_Short problem_: Find and return each line containing "least".

_The data_:
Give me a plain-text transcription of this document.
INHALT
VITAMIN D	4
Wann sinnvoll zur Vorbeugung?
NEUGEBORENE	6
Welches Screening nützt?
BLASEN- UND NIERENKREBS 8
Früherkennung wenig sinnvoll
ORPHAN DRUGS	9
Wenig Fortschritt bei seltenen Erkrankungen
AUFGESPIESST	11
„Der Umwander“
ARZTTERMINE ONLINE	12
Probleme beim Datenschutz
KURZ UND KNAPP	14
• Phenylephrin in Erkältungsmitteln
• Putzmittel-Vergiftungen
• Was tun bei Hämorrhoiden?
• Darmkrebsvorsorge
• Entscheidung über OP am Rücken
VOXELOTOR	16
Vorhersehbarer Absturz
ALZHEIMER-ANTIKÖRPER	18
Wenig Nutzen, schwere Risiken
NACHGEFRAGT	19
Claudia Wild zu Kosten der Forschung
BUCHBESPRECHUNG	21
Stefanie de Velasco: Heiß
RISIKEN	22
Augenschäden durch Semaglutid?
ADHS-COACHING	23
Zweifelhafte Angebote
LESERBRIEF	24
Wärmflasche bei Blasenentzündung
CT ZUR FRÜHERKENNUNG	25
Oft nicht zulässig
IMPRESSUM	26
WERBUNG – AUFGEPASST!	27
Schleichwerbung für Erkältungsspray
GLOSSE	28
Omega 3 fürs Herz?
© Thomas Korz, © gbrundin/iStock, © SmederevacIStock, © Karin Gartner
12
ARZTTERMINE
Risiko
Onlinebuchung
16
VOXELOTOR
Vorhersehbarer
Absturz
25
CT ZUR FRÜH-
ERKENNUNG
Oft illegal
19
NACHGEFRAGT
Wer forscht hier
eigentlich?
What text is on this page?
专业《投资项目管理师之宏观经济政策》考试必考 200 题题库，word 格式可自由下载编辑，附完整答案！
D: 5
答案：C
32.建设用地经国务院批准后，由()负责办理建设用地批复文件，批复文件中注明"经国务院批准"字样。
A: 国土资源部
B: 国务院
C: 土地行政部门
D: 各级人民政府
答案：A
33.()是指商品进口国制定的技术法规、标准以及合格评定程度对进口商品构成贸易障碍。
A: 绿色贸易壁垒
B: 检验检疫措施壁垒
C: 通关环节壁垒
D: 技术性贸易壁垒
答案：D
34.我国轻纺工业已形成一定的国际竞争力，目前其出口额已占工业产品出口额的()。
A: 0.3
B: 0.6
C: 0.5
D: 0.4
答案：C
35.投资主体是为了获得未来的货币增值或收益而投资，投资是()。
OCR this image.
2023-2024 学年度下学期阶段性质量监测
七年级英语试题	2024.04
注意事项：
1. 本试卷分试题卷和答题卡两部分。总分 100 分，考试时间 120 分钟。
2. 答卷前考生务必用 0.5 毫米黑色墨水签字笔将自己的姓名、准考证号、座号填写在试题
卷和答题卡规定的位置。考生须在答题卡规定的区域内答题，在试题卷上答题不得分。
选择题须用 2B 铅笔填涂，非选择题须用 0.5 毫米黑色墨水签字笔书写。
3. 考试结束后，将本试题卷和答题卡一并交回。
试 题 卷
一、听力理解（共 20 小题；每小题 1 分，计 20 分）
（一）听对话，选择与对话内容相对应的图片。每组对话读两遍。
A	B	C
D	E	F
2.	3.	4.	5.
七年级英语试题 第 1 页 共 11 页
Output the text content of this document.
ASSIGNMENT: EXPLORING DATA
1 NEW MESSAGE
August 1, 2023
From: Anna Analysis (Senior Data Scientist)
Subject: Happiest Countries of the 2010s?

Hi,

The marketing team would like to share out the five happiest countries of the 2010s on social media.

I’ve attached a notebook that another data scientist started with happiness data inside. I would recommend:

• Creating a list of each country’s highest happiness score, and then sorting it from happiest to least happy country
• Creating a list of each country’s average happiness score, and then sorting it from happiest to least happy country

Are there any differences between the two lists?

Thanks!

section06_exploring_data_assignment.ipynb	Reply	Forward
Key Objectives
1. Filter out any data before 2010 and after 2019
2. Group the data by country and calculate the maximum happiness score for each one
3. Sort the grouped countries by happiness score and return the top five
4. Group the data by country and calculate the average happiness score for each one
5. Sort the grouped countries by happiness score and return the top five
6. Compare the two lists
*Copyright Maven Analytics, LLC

_Result of the exercise_:
• Creating a list of each country’s highest happiness score, and then sorting it from happiest to least happy country
• Creating a list of each country’s average happiness score, and then sorting it from happiest to least happy country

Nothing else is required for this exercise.